__YOUR GOAL__. Repeat the entire listing exactly.

__MATERIAL FOR THIS TASK__.
......

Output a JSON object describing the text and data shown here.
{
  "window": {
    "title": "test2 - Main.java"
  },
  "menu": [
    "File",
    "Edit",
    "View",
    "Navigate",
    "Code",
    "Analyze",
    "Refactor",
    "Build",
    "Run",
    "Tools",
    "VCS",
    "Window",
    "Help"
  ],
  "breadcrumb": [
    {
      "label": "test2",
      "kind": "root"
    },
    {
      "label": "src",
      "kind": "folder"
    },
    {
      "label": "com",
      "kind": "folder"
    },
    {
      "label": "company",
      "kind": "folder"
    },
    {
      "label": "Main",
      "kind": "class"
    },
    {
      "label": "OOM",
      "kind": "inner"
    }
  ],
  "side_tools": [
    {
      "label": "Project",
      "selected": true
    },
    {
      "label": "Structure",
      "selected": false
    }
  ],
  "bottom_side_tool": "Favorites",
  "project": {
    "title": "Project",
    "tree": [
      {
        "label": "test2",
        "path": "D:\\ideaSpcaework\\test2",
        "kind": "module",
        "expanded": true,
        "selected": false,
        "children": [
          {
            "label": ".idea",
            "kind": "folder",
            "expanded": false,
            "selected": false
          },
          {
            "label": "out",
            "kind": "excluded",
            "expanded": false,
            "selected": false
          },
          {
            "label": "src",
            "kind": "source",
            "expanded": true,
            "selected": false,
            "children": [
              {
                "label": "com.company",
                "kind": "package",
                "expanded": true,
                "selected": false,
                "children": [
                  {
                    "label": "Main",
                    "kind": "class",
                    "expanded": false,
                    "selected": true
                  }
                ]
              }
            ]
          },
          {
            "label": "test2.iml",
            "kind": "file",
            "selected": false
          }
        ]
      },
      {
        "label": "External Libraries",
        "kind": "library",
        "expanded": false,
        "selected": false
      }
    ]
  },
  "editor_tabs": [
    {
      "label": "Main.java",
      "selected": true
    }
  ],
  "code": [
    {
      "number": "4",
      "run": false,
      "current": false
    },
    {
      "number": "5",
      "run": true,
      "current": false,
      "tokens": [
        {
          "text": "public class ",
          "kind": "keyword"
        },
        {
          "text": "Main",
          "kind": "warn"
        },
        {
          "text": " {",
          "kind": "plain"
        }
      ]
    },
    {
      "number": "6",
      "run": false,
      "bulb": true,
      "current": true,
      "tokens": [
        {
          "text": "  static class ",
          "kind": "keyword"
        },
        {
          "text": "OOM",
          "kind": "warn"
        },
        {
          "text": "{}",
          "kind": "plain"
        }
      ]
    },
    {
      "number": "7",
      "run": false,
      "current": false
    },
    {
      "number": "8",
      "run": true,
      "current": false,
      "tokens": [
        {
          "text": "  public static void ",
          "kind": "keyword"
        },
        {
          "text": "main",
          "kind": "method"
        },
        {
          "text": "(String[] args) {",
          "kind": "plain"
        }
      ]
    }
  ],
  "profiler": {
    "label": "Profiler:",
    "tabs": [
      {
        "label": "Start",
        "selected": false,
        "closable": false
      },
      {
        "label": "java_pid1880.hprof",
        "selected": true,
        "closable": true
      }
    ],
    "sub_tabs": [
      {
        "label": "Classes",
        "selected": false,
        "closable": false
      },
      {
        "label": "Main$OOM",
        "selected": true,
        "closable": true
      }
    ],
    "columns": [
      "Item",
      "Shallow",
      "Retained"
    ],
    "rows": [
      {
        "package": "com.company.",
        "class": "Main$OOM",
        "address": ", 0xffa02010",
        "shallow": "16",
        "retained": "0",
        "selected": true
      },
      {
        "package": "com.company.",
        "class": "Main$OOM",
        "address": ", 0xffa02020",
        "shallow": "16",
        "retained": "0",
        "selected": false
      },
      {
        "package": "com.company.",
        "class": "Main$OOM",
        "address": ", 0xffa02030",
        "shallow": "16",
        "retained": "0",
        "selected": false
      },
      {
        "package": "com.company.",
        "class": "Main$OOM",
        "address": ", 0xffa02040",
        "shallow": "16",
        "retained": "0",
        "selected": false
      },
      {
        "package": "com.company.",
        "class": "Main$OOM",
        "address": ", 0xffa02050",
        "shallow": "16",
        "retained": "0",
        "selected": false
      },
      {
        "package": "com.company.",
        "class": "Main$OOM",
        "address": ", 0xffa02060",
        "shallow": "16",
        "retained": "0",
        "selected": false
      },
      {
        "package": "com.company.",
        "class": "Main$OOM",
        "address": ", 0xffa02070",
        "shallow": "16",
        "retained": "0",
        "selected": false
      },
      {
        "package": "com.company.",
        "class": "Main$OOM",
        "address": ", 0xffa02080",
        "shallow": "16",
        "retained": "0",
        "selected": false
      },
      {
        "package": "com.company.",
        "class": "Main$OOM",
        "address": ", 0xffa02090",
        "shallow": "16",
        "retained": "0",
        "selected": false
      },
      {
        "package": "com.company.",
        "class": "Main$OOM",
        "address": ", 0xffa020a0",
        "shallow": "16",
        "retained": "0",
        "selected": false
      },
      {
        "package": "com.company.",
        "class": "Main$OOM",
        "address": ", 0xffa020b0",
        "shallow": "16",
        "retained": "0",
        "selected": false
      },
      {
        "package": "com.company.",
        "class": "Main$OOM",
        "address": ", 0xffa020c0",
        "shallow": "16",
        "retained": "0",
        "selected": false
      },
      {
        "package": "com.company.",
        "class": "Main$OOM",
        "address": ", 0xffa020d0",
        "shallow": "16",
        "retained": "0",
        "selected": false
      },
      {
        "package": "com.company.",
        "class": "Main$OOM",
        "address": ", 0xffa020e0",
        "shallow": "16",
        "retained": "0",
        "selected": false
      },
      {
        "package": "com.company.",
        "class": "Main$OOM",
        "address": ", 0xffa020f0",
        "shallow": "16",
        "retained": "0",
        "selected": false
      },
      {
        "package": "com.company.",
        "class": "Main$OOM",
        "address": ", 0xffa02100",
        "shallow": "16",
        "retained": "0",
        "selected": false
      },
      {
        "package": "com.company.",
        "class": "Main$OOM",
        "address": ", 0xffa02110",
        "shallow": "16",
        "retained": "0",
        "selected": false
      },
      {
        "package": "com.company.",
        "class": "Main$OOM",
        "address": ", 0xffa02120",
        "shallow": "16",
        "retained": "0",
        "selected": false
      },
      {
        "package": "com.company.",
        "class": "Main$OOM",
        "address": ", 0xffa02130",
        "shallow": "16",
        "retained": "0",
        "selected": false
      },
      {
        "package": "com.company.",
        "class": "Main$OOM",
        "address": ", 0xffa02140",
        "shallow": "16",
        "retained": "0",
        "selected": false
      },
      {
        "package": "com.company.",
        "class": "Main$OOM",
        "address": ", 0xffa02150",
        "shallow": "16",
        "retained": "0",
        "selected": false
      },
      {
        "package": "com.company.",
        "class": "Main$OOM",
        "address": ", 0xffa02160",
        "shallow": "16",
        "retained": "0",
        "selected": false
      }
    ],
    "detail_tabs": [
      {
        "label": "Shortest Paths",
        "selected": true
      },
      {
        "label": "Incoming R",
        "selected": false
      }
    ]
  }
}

......

__ANSWER TO THE TASK__.
Output a JSON object describing the text and data shown here.
{
  "window": {
    "title": "test2 - Main.java"
  },
  "menu": [
    "File",
    "Edit",
    "View",
    "Navigate",
    "Code",
    "Analyze",
    "Refactor",
    "Build",
    "Run",
    "Tools",
    "VCS",
    "Window",
    "Help"
  ],
  "breadcrumb": [
    {
      "label": "test2",
      "kind": "root"
    },
    {
      "label": "src",
      "kind": "folder"
    },
    {
      "label": "com",
      "kind": "folder"
    },
    {
      "label": "company",
      "kind": "folder"
    },
    {
      "label": "Main",
      "kind": "class"
    },
    {
      "label": "OOM",
      "kind": "inner"
    }
  ],
  "side_tools": [
    {
      "label": "Project",
      "selected": true
    },
    {
      "label": "Structure",
      "selected": false
    }
  ],
  "bottom_side_tool": "Favorites",
  "project": {
    "title": "Project",
    "tree": [
      {
        "label": "test2",
        "path": "D:\\ideaSpcaework\\test2",
        "kind": "module",
        "expanded": true,
        "selected": false,
        "children": [
          {
            "label": ".idea",
            "kind": "folder",
            "expanded": false,
            "selected": false
          },
          {
            "label": "out",
            "kind": "excluded",
            "expanded": false,
            "selected": false
          },
          {
            "label": "src",
            "kind": "source",
            "expanded": true,
            "selected": false,
            "children": [
              {
                "label": "com.company",
                "kind": "package",
                "expanded": true,
                "selected": false,
                "children": [
                  {
                    "label": "Main",
                    "kind": "class",
                    "expanded": false,
                    "selected": true
                  }
                ]
              }
            ]
          },
          {
            "label": "test2.iml",
            "kind": "file",
            "selected": false
          }
        ]
      },
      {
        "label": "External Libraries",
        "kind": "library",
        "expanded": false,
        "selected": false
      }
    ]
  },
  "editor_tabs": [
    {
      "label": "Main.java",
      "selected": true
    }
  ],
  "code": [
    {
      "number": "4",
      "run": false,
      "current": false
    },
    {
      "number": "5",
      "run": true,
      "current": false,
      "tokens": [
        {
          "text": "public class ",
          "kind": "keyword"
        },
        {
          "text": "Main",
          "kind": "warn"
        },
        {
          "text": " {",
          "kind": "plain"
        }
      ]
    },
    {
      "number": "6",
      "run": false,
      "bulb": true,
      "current": true,
      "tokens": [
        {
          "text": "  static class ",
          "kind": "keyword"
        },
        {
          "text": "OOM",
          "kind": "warn"
        },
        {
          "text": "{}",
          "kind": "plain"
        }
      ]
    },
    {
      "number": "7",
      "run": false,
      "current": false
    },
    {
      "number": "8",
      "run": true,
      "current": false,
      "tokens": [
        {
          "text": "  public static void ",
          "kind": "keyword"
        },
        {
          "text": "main",
          "kind": "method"
        },
        {
          "text": "(String[] args) {",
          "kind": "plain"
        }
      ]
    }
  ],
  "profiler": {
    "label": "Profiler:",
    "tabs": [
      {
        "label": "Start",
        "selected": false,
        "closable": false
      },
      {
        "label": "java_pid1880.hprof",
        "selected": true,
        "closable": true
      }
    ],
    "sub_tabs": [
      {
        "label": "Classes",
        "selected": false,
        "closable": false
      },
      {
        "label": "Main$OOM",
        "selected": true,
        "closable": true
      }
    ],
    "columns": [
      "Item",
      "Shallow",
      "Retained"
    ],
    "rows": [
      {
        "package": "com.company.",
        "class": "Main$OOM",
        "address": ", 0xffa02010",
        "shallow": "16",
        "retained": "0",
        "selected": true
      },
      {
        "package": "com.company.",
        "class": "Main$OOM",
        "address": ", 0xffa02020",
        "shallow": "16",
        "retained": "0",
        "selected": false
      },
      {
        "package": "com.company.",
        "class": "Main$OOM",
        "address": ", 0xffa02030",
        "shallow": "16",
        "retained": "0",
        "selected": false
      },
      {
        "package": "com.company.",
        "class": "Main$OOM",
        "address": ", 0xffa02040",
        "shallow": "16",
        "retained": "0",
        "selected": false
      },
      {
        "package": "com.company.",
        "class": "Main$OOM",
        "address": ", 0xffa02050",
        "shallow": "16",
        "retained": "0",
        "selected": false
      },
      {
        "package": "com.company.",
        "class": "Main$OOM",
        "address": ", 0xffa02060",
        "shallow": "16",
        "retained": "0",
        "selected": false
      },
      {
        "package": "com.company.",
        "class": "Main$OOM",
        "address": ", 0xffa02070",
        "shallow": "16",
        "retained": "0",
        "selected": false
      },
      {
        "package": "com.company.",
        "class": "Main$OOM",
        "address": ", 0xffa02080",
        "shallow": "16",
        "retained": "0",
        "selected": false
      },
      {
        "package": "com.company.",
        "class": "Main$OOM",
        "address": ", 0xffa02090",
        "shallow": "16",
        "retained": "0",
        "selected": false
      },
      {
        "package": "com.company.",
        "class": "Main$OOM",
        "address": ", 0xffa020a0",
        "shallow": "16",
        "retained": "0",
        "selected": false
      },
      {
        "package": "com.company.",
        "class": "Main$OOM",
        "address": ", 0xffa020b0",
        "shallow": "16",
        "retained": "0",
        "selected": false
      },
      {
        "package": "com.company.",
        "class": "Main$OOM",
        "address": ", 0xffa020c0",
        "shallow": "16",
        "retained": "0",
        "selected": false
      },
      {
        "package": "com.company.",
        "class": "Main$OOM",
        "address": ", 0xffa020d0",
        "shallow": "16",
        "retained": "0",
        "selected": false
      },
      {
        "package": "com.company.",
        "class": "Main$OOM",
        "address": ", 0xffa020e0",
        "shallow": "16",
        "retained": "0",
        "selected": false
      },
      {
        "package": "com.company.",
        "class": "Main$OOM",
        "address": ", 0xffa020f0",
        "shallow": "16",
        "retained": "0",
        "selected": false
      },
      {
        "package": "com.company.",
        "class": "Main$OOM",
        "address": ", 0xffa02100",
        "shallow": "16",
        "retained": "0",
        "selected": false
      },
      {
        "package": "com.company.",
        "class": "Main$OOM",
        "address": ", 0xffa02110",
        "shallow": "16",
        "retained": "0",
        "selected": false
      },
      {
        "package": "com.company.",
        "class": "Main$OOM",
        "address": ", 0xffa02120",
        "shallow": "16",
        "retained": "0",
        "selected": false
      },
      {
        "package": "com.company.",
        "class": "Main$OOM",
        "address": ", 0xffa02130",
        "shallow": "16",
        "retained": "0",
        "selected": false
      },
      {
        "package": "com.company.",
        "class": "Main$OOM",
        "address": ", 0xffa02140",
        "shallow": "16",
        "retained": "0",
        "selected": false
      },
      {
        "package": "com.company.",
        "class": "Main$OOM",
        "address": ", 0xffa02150",
        "shallow": "16",
        "retained": "0",
        "selected": false
      },
      {
        "package": "com.company.",
        "class": "Main$OOM",
        "address": ", 0xffa02160",
        "shallow": "16",
        "retained": "0",
        "selected": false
      }
    ],
    "detail_tabs": [
      {
        "label": "Shortest Paths",
        "selected": true
      },
      {
        "label": "Incoming R",
        "selected": false
      }
    ]
  }
}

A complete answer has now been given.